(Collected data entries)

============

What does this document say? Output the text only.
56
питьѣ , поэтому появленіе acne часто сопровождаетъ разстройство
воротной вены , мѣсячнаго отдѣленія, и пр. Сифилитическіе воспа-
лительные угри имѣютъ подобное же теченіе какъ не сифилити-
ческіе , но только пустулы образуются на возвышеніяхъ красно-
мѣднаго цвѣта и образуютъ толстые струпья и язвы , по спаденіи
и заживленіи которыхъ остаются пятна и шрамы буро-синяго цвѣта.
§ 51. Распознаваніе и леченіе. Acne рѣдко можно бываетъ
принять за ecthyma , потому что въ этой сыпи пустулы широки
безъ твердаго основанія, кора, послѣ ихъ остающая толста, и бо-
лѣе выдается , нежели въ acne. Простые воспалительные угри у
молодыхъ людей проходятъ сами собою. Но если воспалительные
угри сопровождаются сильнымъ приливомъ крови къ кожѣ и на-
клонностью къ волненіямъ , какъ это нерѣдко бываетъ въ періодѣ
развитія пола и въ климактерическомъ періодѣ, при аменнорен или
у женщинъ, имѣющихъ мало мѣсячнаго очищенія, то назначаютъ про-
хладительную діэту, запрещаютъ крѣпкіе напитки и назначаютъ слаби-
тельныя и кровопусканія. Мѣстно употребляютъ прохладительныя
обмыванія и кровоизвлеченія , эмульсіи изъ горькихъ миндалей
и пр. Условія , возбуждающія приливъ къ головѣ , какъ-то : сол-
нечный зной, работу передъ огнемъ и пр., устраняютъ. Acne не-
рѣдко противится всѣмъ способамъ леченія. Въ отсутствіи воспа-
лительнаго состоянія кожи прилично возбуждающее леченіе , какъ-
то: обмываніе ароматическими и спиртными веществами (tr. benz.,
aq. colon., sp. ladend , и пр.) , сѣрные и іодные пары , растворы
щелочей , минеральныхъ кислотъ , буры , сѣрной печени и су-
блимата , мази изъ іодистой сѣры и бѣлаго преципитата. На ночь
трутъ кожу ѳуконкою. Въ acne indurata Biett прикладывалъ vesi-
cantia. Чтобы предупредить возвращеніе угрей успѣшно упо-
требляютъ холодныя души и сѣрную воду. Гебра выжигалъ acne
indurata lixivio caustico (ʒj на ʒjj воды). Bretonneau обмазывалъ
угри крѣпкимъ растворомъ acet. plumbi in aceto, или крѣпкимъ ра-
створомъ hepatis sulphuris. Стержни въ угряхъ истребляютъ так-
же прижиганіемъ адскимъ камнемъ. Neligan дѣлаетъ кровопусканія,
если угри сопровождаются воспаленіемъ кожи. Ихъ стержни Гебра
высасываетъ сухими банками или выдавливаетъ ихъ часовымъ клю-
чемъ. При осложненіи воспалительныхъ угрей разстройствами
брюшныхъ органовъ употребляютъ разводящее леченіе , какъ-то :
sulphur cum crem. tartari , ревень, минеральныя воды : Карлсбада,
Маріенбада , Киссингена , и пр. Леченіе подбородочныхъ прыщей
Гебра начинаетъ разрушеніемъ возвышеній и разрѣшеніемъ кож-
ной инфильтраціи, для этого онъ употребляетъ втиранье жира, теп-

============

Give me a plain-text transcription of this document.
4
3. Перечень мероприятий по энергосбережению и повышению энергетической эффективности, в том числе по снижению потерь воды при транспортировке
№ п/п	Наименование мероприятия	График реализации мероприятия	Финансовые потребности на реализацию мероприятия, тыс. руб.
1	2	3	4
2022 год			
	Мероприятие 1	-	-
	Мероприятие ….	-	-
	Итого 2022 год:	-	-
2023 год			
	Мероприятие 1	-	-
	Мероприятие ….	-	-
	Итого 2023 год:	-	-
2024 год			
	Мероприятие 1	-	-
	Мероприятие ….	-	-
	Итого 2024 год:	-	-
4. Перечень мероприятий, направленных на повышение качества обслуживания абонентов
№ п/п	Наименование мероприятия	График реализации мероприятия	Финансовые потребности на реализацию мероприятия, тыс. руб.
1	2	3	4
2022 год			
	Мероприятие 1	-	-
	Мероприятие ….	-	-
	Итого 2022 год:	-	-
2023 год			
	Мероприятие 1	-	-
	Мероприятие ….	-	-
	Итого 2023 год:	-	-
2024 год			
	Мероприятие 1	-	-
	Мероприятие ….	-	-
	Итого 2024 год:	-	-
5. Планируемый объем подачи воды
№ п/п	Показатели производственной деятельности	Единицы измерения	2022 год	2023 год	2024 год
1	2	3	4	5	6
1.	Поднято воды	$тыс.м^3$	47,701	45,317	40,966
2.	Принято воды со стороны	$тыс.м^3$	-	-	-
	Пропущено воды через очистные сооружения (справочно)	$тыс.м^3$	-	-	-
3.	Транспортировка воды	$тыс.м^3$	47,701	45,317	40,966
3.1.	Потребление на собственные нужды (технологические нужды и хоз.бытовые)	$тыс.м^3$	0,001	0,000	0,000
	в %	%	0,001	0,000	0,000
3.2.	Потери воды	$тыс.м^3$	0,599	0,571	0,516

============

• [WRITTEN EXERCISE] Extract, from the listing above, every line where the string "this" occurs.

• [TASK SOLUTION]
What does this document say? Output the text only.
Give me a plain-text transcription of this document.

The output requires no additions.